--- SUPPLIED ENTRIES ---

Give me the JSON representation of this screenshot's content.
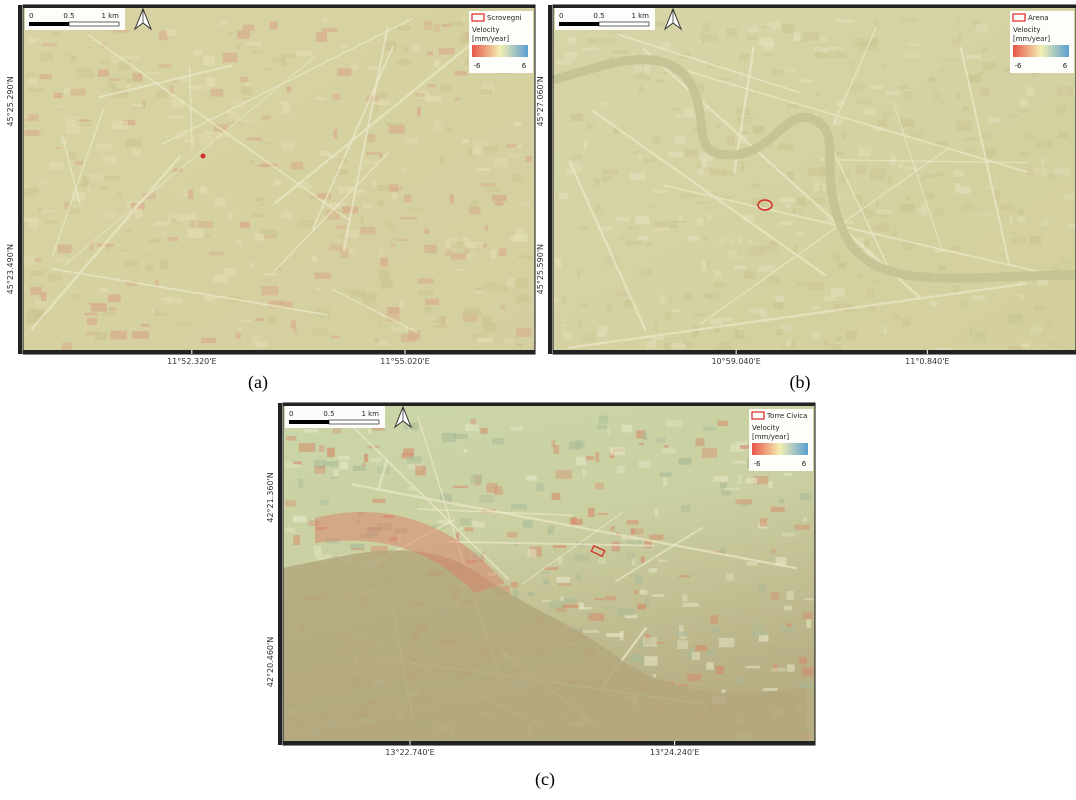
{
  "panels": [
    {
      "label": "(a)",
      "scale_bar": [
        "0",
        "0.5",
        "1 km"
      ],
      "legend": {
        "site": "Scrovegni",
        "title": "Velocity",
        "unit": "[mm/year]",
        "min": -6,
        "max": 6
      },
      "lat_labels": [
        "45°25.290'N",
        "45°23.490'N"
      ],
      "lon_labels": [
        "11°52.320'E",
        "11°55.020'E"
      ]
    },
    {
      "label": "(b)",
      "scale_bar": [
        "0",
        "0.5",
        "1 km"
      ],
      "legend": {
        "site": "Arena",
        "title": "Velocity",
        "unit": "[mm/year]",
        "min": -6,
        "max": 6
      },
      "lat_labels": [
        "45°27.060'N",
        "45°25.590'N"
      ],
      "lon_labels": [
        "10°59.040'E",
        "11°0.840'E"
      ]
    },
    {
      "label": "(c)",
      "scale_bar": [
        "0",
        "0.5",
        "1 km"
      ],
      "legend": {
        "site": "Torre Civica",
        "title": "Velocity",
        "unit": "[mm/year]",
        "min": -6,
        "max": 6
      },
      "lat_labels": [
        "42°21.360'N",
        "42°20.460'N"
      ],
      "lon_labels": [
        "13°22.740'E",
        "13°24.240'E"
      ]
    }
  ]
}
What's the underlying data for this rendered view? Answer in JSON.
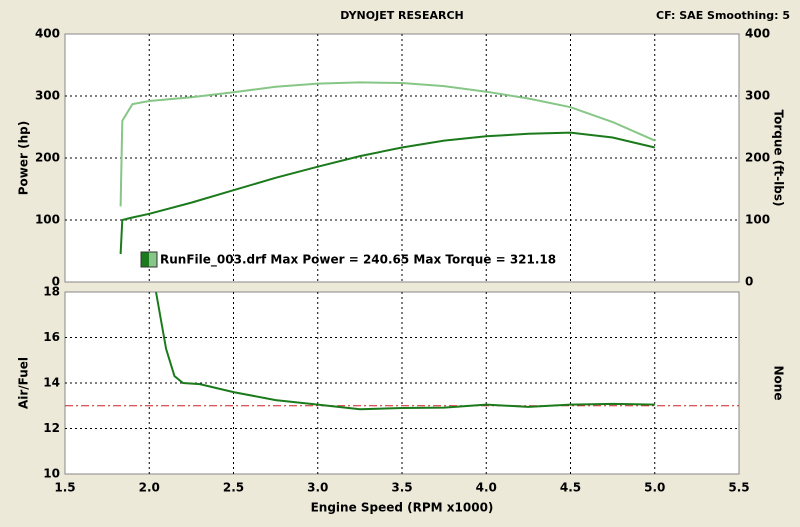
{
  "header": {
    "title": "DYNOJET RESEARCH",
    "settings": "CF: SAE  Smoothing: 5"
  },
  "chart_data": [
    {
      "type": "line",
      "ylabel": "Power (hp)",
      "y2label": "Torque (ft-lbs)",
      "legend_text": "RunFile_003.drf Max Power = 240.65 Max Torque = 321.18",
      "x": [
        1.83,
        1.84,
        1.9,
        2.0,
        2.25,
        2.5,
        2.75,
        3.0,
        3.25,
        3.5,
        3.75,
        4.0,
        4.25,
        4.5,
        4.75,
        5.0
      ],
      "series": [
        {
          "color": "#1b7a1b",
          "values": [
            45,
            100,
            104,
            110,
            128,
            148,
            168,
            186,
            203,
            217,
            228,
            235,
            239,
            241,
            233,
            217
          ]
        },
        {
          "color": "#86c686",
          "axis": "y2",
          "values": [
            122,
            260,
            287,
            292,
            298,
            306,
            315,
            320,
            322,
            321,
            316,
            307,
            296,
            282,
            258,
            228
          ]
        }
      ],
      "xlim": [
        1.5,
        5.5
      ],
      "ylim": [
        0,
        400
      ],
      "yticks": [
        0,
        100,
        200,
        300,
        400
      ],
      "y2lim": [
        0,
        400
      ],
      "y2ticks": [
        0,
        100,
        200,
        300,
        400
      ],
      "grid": true
    },
    {
      "type": "line",
      "ylabel": "Air/Fuel",
      "y2label": "None",
      "xlabel": "Engine Speed (RPM x1000)",
      "x": [
        2.04,
        2.1,
        2.15,
        2.2,
        2.3,
        2.5,
        2.75,
        3.0,
        3.25,
        3.5,
        3.75,
        4.0,
        4.25,
        4.5,
        4.75,
        5.0
      ],
      "series": [
        {
          "color": "#1b7a1b",
          "values": [
            18,
            15.5,
            14.3,
            14.0,
            13.95,
            13.6,
            13.25,
            13.05,
            12.85,
            12.9,
            12.92,
            13.05,
            12.95,
            13.05,
            13.08,
            13.05
          ]
        }
      ],
      "reference_line": {
        "value": 13,
        "color": "#d02020"
      },
      "xlim": [
        1.5,
        5.5
      ],
      "xticks": [
        1.5,
        {
          "value": 2,
          "label": "2.0"
        },
        2.5,
        {
          "value": 3,
          "label": "3.0"
        },
        3.5,
        {
          "value": 4,
          "label": "4.0"
        },
        4.5,
        {
          "value": 5,
          "label": "5.0"
        },
        5.5
      ],
      "ylim": [
        10,
        18
      ],
      "yticks": [
        10,
        12,
        14,
        16,
        18
      ],
      "grid": true
    }
  ]
}
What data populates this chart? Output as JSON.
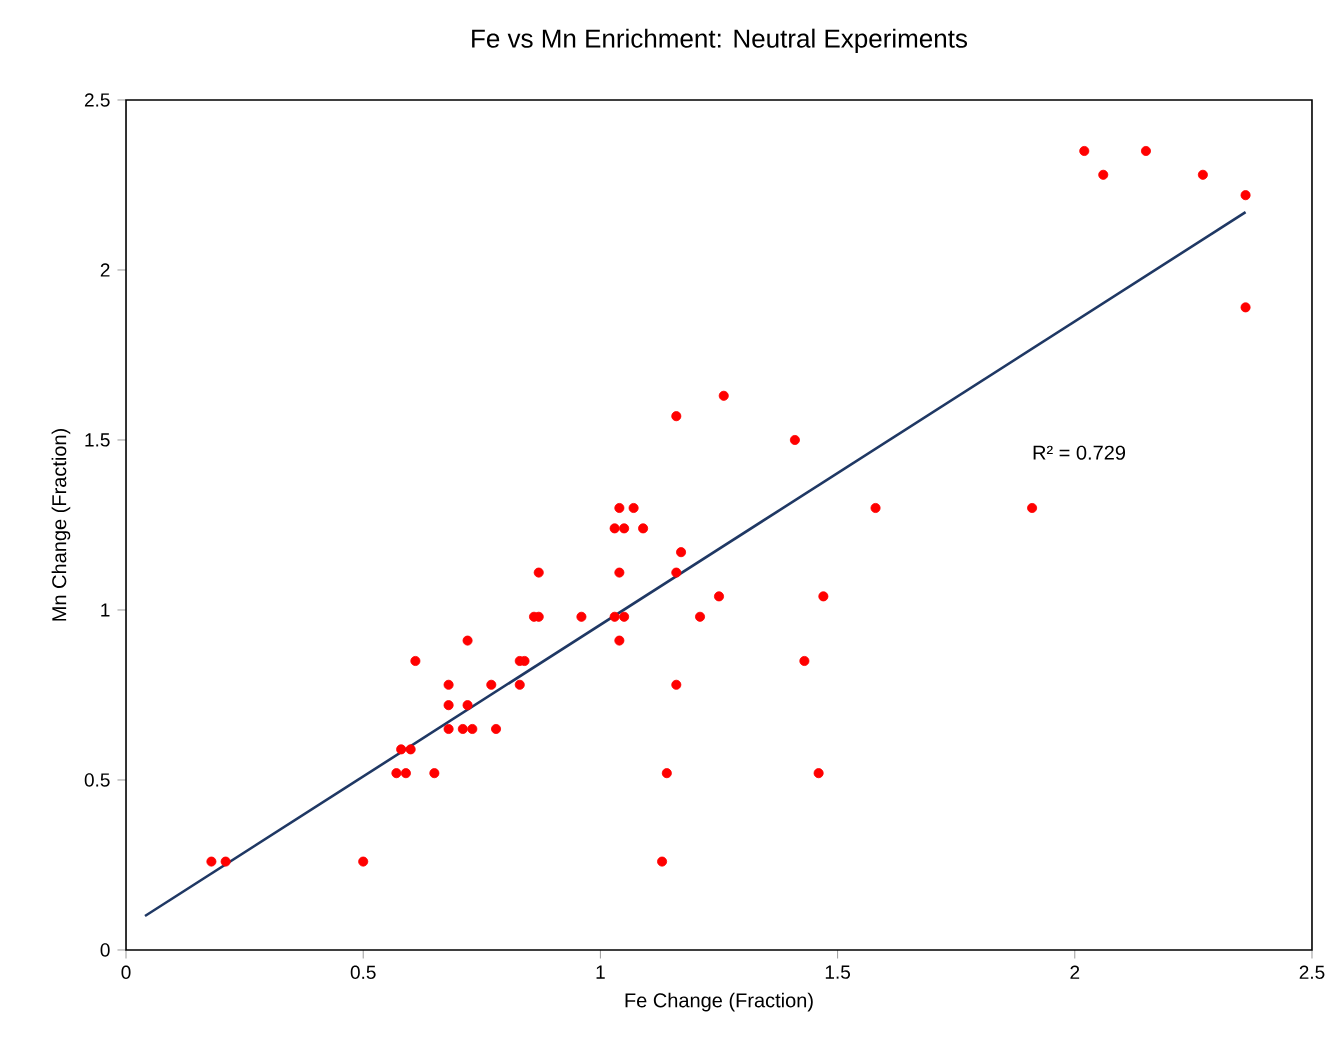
{
  "chart_data": {
    "type": "scatter",
    "title": "Fe vs Mn Enrichment: Neutral Experiments",
    "xlabel": "Fe Change (Fraction)",
    "ylabel": "Mn Change (Fraction)",
    "xlim": [
      0,
      2.5
    ],
    "ylim": [
      0,
      2.5
    ],
    "xticks": [
      0,
      0.5,
      1,
      1.5,
      2,
      2.5
    ],
    "yticks": [
      0,
      0.5,
      1,
      1.5,
      2,
      2.5
    ],
    "grid": false,
    "annotations": [
      "R² = 0.729"
    ],
    "series": [
      {
        "color": "#ff0000",
        "marker": "circle",
        "x": [
          0.18,
          0.21,
          0.5,
          0.57,
          0.59,
          0.65,
          0.58,
          0.6,
          0.61,
          0.68,
          0.71,
          0.73,
          0.78,
          0.68,
          0.72,
          0.68,
          0.77,
          0.83,
          0.72,
          0.83,
          0.84,
          0.86,
          0.87,
          0.87,
          0.96,
          1.03,
          1.05,
          1.04,
          1.04,
          1.03,
          1.05,
          1.09,
          1.04,
          1.07,
          1.16,
          1.26,
          1.17,
          1.16,
          1.16,
          1.21,
          1.25,
          1.14,
          1.13,
          1.41,
          1.43,
          1.47,
          1.46,
          1.58,
          1.91,
          2.02,
          2.06,
          2.15,
          2.27,
          2.36,
          2.36
        ],
        "values": [
          0.26,
          0.26,
          0.26,
          0.52,
          0.52,
          0.52,
          0.59,
          0.59,
          0.85,
          0.65,
          0.65,
          0.65,
          0.65,
          0.72,
          0.72,
          0.78,
          0.78,
          0.78,
          0.91,
          0.85,
          0.85,
          0.98,
          0.98,
          1.11,
          0.98,
          0.98,
          0.98,
          0.91,
          1.11,
          1.24,
          1.24,
          1.24,
          1.3,
          1.3,
          1.57,
          1.63,
          1.17,
          1.11,
          0.78,
          0.98,
          1.04,
          0.52,
          0.26,
          1.5,
          0.85,
          1.04,
          0.52,
          1.3,
          1.3,
          2.35,
          2.28,
          2.35,
          2.28,
          2.22,
          1.89
        ]
      },
      {
        "type": "line",
        "color": "#1f3864",
        "line_style": "solid",
        "marker": "none",
        "x": [
          0.04,
          2.36
        ],
        "values": [
          0.1,
          2.17
        ]
      }
    ]
  }
}
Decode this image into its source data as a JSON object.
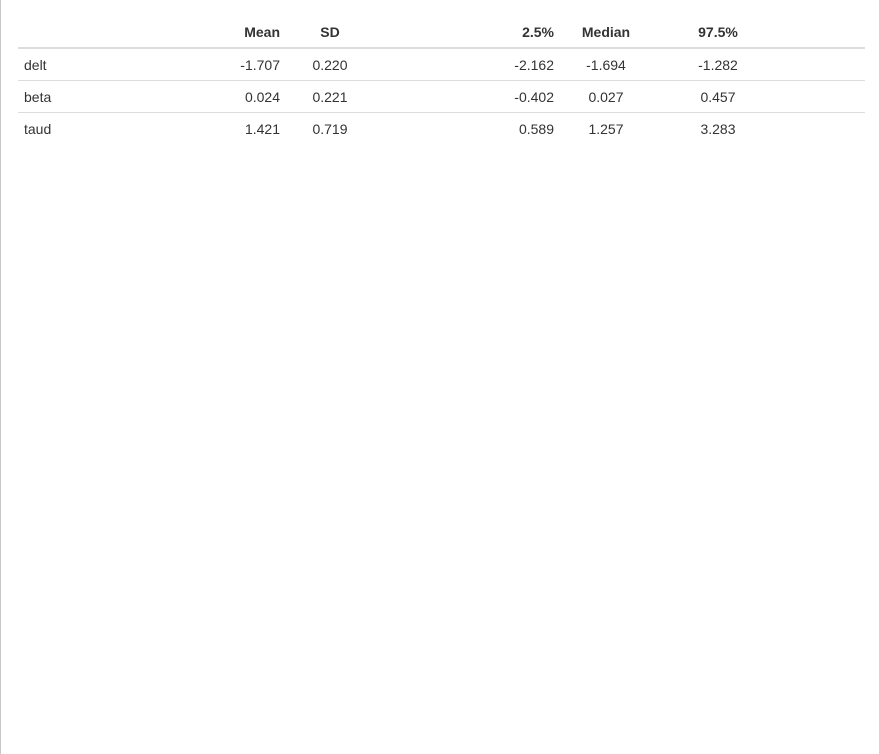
{
  "table": {
    "headers": [
      "",
      "Mean",
      "SD",
      "2.5%",
      "Median",
      "97.5%"
    ],
    "rows": [
      {
        "name": "delt",
        "mean": "-1.707",
        "sd": "0.220",
        "q025": "-2.162",
        "median": "-1.694",
        "q975": "-1.282"
      },
      {
        "name": "beta",
        "mean": "0.024",
        "sd": "0.221",
        "q025": "-0.402",
        "median": "0.027",
        "q975": "0.457"
      },
      {
        "name": "taud",
        "mean": "1.421",
        "sd": "0.719",
        "q025": "0.589",
        "median": "1.257",
        "q975": "3.283"
      }
    ]
  }
}
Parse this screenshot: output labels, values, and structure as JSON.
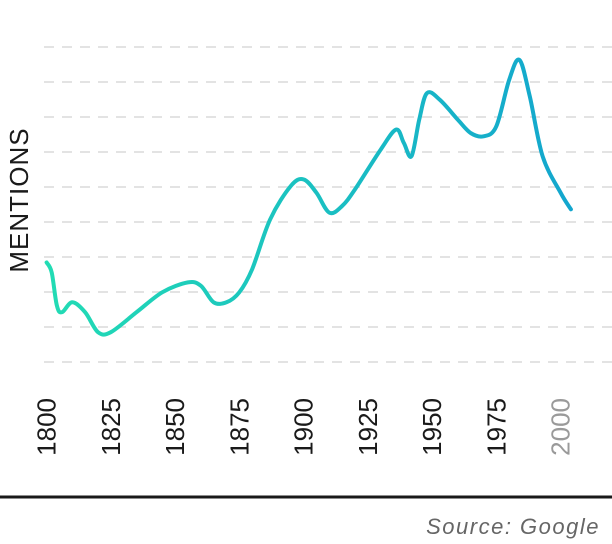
{
  "chart_data": {
    "type": "line",
    "ylabel": "MENTIONS",
    "x_ticks": [
      {
        "label": "1800",
        "value": 1800
      },
      {
        "label": "1825",
        "value": 1825
      },
      {
        "label": "1850",
        "value": 1850
      },
      {
        "label": "1875",
        "value": 1875
      },
      {
        "label": "1900",
        "value": 1900
      },
      {
        "label": "1925",
        "value": 1925
      },
      {
        "label": "1950",
        "value": 1950
      },
      {
        "label": "1975",
        "value": 1975
      },
      {
        "label": "2000",
        "value": 2000
      }
    ],
    "xlim": [
      1799,
      2020
    ],
    "ylim": [
      0,
      10
    ],
    "grid": "horizontal-dashed",
    "gradient_colors": [
      "#22dcb4",
      "#12a2d0"
    ],
    "points": [
      {
        "x": 1800,
        "y": 3.3
      },
      {
        "x": 1802,
        "y": 3.0
      },
      {
        "x": 1804,
        "y": 2.0
      },
      {
        "x": 1806,
        "y": 1.8
      },
      {
        "x": 1810,
        "y": 2.1
      },
      {
        "x": 1815,
        "y": 1.8
      },
      {
        "x": 1820,
        "y": 1.2
      },
      {
        "x": 1825,
        "y": 1.2
      },
      {
        "x": 1835,
        "y": 1.8
      },
      {
        "x": 1845,
        "y": 2.4
      },
      {
        "x": 1855,
        "y": 2.7
      },
      {
        "x": 1860,
        "y": 2.6
      },
      {
        "x": 1865,
        "y": 2.1
      },
      {
        "x": 1870,
        "y": 2.1
      },
      {
        "x": 1875,
        "y": 2.4
      },
      {
        "x": 1880,
        "y": 3.1
      },
      {
        "x": 1887,
        "y": 4.6
      },
      {
        "x": 1895,
        "y": 5.6
      },
      {
        "x": 1900,
        "y": 5.8
      },
      {
        "x": 1905,
        "y": 5.4
      },
      {
        "x": 1910,
        "y": 4.8
      },
      {
        "x": 1915,
        "y": 5.0
      },
      {
        "x": 1920,
        "y": 5.5
      },
      {
        "x": 1930,
        "y": 6.7
      },
      {
        "x": 1936,
        "y": 7.3
      },
      {
        "x": 1939,
        "y": 6.9
      },
      {
        "x": 1942,
        "y": 6.5
      },
      {
        "x": 1945,
        "y": 7.6
      },
      {
        "x": 1948,
        "y": 8.4
      },
      {
        "x": 1953,
        "y": 8.2
      },
      {
        "x": 1960,
        "y": 7.6
      },
      {
        "x": 1965,
        "y": 7.2
      },
      {
        "x": 1970,
        "y": 7.1
      },
      {
        "x": 1975,
        "y": 7.4
      },
      {
        "x": 1980,
        "y": 8.8
      },
      {
        "x": 1984,
        "y": 9.4
      },
      {
        "x": 1988,
        "y": 8.3
      },
      {
        "x": 1993,
        "y": 6.5
      },
      {
        "x": 2000,
        "y": 5.4
      },
      {
        "x": 2004,
        "y": 4.9
      }
    ]
  },
  "source": "Source: Google"
}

---

* **STATED PROBLEM**
Scan the listing above. Gather each line that contains the word "site".

* **RESPONSE TO THE EXERCISE**
        "site": "Scrovegni",
        "site": "Arena",
        "site": "Torre Civica",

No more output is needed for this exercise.